[start Material for the task]
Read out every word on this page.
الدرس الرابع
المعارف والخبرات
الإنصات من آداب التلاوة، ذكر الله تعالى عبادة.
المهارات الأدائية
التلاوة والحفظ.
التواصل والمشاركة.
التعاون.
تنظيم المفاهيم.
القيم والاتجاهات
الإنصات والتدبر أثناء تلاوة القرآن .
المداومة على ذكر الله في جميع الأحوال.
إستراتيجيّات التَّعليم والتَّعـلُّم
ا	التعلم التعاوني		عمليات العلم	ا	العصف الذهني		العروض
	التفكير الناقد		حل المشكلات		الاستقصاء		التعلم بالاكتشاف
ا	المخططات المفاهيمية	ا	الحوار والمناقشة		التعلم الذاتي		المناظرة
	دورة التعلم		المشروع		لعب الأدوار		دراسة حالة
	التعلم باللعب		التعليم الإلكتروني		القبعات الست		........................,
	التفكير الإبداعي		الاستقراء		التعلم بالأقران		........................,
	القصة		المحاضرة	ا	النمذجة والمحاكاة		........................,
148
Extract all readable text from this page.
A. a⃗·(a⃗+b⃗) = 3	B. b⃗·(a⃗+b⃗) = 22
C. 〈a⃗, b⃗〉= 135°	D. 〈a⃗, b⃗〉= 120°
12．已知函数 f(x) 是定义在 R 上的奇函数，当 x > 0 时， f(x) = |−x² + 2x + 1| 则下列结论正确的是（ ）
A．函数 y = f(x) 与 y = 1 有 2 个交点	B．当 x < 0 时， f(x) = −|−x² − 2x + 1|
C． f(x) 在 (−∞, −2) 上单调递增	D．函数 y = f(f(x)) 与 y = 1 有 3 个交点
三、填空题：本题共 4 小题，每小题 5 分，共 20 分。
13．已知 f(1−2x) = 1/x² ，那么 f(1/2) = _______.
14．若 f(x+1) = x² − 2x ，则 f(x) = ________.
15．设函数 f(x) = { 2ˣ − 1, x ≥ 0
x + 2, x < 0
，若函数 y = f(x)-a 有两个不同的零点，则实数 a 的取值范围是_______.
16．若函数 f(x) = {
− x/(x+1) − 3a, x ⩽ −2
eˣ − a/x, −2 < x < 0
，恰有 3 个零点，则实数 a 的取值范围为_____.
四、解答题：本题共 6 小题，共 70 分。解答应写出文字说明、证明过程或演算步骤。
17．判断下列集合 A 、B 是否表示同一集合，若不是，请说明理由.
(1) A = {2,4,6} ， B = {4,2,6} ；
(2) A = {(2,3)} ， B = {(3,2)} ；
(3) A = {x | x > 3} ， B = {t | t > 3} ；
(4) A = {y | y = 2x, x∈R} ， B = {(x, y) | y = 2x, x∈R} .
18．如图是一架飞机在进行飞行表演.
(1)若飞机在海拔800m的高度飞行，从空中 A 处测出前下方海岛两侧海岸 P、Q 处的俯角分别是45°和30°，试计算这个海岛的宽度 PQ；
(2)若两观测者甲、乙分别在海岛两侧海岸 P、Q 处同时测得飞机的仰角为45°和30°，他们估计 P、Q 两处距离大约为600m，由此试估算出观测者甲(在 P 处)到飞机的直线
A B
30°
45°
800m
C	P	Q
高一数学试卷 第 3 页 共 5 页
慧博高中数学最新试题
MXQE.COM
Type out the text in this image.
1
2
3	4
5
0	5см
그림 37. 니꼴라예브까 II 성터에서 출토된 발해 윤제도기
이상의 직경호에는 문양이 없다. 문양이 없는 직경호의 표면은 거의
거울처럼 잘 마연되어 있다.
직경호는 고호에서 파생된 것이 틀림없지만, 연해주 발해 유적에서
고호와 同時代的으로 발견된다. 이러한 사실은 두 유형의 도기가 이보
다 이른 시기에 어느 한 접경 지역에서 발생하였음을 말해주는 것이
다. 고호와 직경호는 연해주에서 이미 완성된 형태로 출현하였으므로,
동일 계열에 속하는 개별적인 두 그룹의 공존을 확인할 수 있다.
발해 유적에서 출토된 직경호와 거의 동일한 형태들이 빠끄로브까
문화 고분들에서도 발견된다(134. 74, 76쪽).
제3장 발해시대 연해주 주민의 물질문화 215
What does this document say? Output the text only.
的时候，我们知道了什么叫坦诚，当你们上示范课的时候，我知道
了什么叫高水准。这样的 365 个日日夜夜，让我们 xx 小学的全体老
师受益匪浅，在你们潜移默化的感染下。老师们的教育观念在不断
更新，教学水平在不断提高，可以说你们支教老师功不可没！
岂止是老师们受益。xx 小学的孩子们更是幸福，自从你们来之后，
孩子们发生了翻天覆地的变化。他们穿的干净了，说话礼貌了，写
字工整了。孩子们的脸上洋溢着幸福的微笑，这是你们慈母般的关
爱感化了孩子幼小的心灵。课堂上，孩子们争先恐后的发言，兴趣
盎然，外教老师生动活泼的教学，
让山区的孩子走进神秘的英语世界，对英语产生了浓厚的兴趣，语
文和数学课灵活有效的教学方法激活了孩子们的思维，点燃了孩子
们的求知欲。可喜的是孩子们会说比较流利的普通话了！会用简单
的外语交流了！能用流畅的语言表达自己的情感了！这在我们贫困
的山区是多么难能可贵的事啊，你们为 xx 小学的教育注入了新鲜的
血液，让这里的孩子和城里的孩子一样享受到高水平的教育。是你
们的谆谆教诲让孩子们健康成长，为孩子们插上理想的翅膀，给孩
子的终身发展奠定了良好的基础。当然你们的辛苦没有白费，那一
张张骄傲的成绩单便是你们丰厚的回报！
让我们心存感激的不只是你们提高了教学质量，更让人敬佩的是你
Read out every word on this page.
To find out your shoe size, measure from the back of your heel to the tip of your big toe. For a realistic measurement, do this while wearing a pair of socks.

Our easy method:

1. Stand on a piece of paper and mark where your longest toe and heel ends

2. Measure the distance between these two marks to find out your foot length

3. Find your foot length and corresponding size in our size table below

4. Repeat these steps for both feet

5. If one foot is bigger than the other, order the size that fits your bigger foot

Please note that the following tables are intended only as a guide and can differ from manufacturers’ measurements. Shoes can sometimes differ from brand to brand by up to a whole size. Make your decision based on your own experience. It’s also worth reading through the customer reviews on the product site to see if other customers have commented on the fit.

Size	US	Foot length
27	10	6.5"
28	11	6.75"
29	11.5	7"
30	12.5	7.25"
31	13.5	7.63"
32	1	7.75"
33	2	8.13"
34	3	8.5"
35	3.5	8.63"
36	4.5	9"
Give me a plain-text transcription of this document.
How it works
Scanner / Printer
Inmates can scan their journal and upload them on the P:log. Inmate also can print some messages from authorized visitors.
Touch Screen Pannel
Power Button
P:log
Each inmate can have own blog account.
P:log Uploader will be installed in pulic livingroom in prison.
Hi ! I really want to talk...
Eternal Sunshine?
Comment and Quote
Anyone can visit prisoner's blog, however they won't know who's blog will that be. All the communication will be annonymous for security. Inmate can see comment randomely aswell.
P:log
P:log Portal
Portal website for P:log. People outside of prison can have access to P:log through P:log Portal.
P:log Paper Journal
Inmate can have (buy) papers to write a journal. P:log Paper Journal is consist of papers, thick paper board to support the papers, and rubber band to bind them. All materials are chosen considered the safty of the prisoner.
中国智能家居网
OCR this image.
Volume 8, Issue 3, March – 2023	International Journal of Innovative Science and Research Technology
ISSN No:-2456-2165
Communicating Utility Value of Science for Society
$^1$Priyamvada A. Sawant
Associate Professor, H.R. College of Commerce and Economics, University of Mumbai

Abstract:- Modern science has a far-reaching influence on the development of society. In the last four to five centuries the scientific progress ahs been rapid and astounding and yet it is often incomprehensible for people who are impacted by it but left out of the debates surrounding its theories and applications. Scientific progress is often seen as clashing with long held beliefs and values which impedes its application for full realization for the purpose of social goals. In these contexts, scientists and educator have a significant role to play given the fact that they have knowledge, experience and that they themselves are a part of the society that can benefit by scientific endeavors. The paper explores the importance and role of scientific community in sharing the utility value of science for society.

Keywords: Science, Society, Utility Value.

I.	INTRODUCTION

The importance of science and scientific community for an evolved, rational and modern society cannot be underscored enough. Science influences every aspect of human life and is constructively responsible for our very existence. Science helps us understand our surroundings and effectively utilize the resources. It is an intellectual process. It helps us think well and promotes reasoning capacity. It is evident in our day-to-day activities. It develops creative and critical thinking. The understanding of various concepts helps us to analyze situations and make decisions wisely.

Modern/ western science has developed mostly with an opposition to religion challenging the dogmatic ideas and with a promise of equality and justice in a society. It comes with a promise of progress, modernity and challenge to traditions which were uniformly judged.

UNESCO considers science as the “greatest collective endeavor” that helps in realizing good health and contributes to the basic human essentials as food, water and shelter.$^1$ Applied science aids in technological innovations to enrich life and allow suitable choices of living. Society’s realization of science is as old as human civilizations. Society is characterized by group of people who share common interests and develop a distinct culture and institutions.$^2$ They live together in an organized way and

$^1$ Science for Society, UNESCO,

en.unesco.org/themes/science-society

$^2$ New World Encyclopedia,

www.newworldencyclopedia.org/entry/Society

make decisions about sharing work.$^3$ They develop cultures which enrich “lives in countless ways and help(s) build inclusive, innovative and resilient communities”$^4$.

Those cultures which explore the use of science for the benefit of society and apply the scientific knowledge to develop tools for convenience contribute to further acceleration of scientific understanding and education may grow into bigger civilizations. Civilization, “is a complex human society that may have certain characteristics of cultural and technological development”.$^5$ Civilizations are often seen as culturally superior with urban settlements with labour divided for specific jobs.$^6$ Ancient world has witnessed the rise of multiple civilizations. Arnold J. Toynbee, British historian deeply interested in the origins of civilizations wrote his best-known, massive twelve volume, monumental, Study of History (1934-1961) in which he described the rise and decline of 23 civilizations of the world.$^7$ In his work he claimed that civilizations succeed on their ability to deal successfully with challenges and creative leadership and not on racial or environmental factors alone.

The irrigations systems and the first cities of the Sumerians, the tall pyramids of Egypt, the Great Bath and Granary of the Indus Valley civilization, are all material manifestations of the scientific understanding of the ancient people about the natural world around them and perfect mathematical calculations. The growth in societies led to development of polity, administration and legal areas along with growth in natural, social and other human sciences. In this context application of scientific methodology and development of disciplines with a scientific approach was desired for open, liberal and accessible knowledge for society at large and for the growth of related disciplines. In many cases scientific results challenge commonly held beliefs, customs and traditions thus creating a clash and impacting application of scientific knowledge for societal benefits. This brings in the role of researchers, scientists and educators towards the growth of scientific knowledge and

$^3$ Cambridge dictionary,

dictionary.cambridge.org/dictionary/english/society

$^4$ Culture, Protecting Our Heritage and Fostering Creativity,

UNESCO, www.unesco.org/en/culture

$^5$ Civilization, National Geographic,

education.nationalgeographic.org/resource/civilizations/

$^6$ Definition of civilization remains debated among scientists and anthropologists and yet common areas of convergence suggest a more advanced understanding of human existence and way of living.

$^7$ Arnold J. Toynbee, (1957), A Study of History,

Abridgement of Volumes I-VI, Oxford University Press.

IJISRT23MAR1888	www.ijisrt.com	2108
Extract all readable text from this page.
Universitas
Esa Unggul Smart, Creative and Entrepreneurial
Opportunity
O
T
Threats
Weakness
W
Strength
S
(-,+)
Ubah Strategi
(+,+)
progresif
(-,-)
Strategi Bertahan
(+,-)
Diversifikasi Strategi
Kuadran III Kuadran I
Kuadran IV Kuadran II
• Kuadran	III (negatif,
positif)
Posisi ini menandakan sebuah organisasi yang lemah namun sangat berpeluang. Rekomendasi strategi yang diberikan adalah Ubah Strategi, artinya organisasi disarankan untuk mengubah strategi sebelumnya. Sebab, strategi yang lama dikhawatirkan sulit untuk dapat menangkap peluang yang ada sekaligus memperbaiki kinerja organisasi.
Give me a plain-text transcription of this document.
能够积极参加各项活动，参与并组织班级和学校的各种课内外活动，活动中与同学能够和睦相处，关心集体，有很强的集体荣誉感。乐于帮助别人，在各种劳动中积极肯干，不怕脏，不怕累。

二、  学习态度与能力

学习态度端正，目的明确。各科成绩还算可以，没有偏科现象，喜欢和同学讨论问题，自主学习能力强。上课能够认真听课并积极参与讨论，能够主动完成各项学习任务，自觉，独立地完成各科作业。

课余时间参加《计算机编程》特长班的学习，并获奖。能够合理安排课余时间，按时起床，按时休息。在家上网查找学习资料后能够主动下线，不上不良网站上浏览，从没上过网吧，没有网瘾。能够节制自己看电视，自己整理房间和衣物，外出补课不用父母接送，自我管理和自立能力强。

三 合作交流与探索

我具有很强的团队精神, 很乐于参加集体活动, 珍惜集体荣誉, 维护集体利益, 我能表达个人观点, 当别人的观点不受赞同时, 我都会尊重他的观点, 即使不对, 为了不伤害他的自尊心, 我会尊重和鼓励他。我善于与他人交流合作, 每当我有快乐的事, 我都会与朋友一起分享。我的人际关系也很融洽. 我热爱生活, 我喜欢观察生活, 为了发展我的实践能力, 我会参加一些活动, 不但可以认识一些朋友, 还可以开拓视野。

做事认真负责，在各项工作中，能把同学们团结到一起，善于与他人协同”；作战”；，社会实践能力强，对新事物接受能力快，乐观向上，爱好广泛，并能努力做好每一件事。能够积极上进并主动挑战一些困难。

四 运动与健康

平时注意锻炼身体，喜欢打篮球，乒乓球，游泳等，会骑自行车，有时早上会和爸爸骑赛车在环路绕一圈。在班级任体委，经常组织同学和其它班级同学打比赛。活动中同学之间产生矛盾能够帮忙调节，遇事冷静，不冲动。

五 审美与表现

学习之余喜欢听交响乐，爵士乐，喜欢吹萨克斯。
[end Material for the task]
▸ Task to carry out
Find the word "التلاوة" in the data and copy out each line where it turns up.

▸ Answer to the exercise
الإنصات من آداب التلاوة، ذكر الله تعالى عبادة.
التلاوة والحفظ.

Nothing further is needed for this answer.